> **WHAT YOU NEED TO DO**:
Print every line of the listing exactly, please.

> **RAW RECORDS**:
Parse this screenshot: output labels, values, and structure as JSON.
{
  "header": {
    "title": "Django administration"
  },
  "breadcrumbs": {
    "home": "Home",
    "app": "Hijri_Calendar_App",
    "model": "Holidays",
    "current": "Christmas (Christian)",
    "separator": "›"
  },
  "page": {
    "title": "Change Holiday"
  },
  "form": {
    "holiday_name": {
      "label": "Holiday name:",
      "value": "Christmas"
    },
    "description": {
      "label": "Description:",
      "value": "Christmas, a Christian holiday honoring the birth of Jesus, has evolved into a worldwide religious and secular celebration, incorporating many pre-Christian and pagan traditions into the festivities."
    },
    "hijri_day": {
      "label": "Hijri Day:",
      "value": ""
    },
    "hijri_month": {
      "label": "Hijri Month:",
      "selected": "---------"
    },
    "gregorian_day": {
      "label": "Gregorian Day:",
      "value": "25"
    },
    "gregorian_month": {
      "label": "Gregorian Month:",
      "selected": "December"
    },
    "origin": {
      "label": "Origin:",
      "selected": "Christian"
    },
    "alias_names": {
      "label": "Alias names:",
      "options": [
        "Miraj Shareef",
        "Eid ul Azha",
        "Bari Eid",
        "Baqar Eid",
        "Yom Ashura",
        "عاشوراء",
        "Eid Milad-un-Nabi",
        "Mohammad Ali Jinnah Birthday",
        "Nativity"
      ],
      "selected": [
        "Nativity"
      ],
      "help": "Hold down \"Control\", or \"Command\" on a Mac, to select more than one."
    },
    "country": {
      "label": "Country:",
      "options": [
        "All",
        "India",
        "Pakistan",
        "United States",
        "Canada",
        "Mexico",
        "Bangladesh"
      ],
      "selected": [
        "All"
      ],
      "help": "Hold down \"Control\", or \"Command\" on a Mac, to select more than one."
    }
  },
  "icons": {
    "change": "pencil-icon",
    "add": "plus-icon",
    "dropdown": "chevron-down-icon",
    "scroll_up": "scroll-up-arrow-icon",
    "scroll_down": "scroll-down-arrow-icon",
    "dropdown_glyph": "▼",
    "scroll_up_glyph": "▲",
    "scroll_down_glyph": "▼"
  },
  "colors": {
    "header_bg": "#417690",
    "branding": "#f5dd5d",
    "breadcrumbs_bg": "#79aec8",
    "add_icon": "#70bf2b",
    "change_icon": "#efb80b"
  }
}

> **PROBLEM SOLUTION**:
Parse this screenshot: output labels, values, and structure as JSON.
{
  "header": {
    "title": "Django administration"
  },
  "breadcrumbs": {
    "home": "Home",
    "app": "Hijri_Calendar_App",
    "model": "Holidays",
    "current": "Christmas (Christian)",
    "separator": "›"
  },
  "page": {
    "title": "Change Holiday"
  },
  "form": {
    "holiday_name": {
      "label": "Holiday name:",
      "value": "Christmas"
    },
    "description": {
      "label": "Description:",
      "value": "Christmas, a Christian holiday honoring the birth of Jesus, has evolved into a worldwide religious and secular celebration, incorporating many pre-Christian and pagan traditions into the festivities."
    },
    "hijri_day": {
      "label": "Hijri Day:",
      "value": ""
    },
    "hijri_month": {
      "label": "Hijri Month:",
      "selected": "---------"
    },
    "gregorian_day": {
      "label": "Gregorian Day:",
      "value": "25"
    },
    "gregorian_month": {
      "label": "Gregorian Month:",
      "selected": "December"
    },
    "origin": {
      "label": "Origin:",
      "selected": "Christian"
    },
    "alias_names": {
      "label": "Alias names:",
      "options": [
        "Miraj Shareef",
        "Eid ul Azha",
        "Bari Eid",
        "Baqar Eid",
        "Yom Ashura",
        "عاشوراء",
        "Eid Milad-un-Nabi",
        "Mohammad Ali Jinnah Birthday",
        "Nativity"
      ],
      "selected": [
        "Nativity"
      ],
      "help": "Hold down \"Control\", or \"Command\" on a Mac, to select more than one."
    },
    "country": {
      "label": "Country:",
      "options": [
        "All",
        "India",
        "Pakistan",
        "United States",
        "Canada",
        "Mexico",
        "Bangladesh"
      ],
      "selected": [
        "All"
      ],
      "help": "Hold down \"Control\", or \"Command\" on a Mac, to select more than one."
    }
  },
  "icons": {
    "change": "pencil-icon",
    "add": "plus-icon",
    "dropdown": "chevron-down-icon",
    "scroll_up": "scroll-up-arrow-icon",
    "scroll_down": "scroll-down-arrow-icon",
    "dropdown_glyph": "▼",
    "scroll_up_glyph": "▲",
    "scroll_down_glyph": "▼"
  },
  "colors": {
    "header_bg": "#417690",
    "branding": "#f5dd5d",
    "breadcrumbs_bg": "#79aec8",
    "add_icon": "#70bf2b",
    "change_icon": "#efb80b"
  }
}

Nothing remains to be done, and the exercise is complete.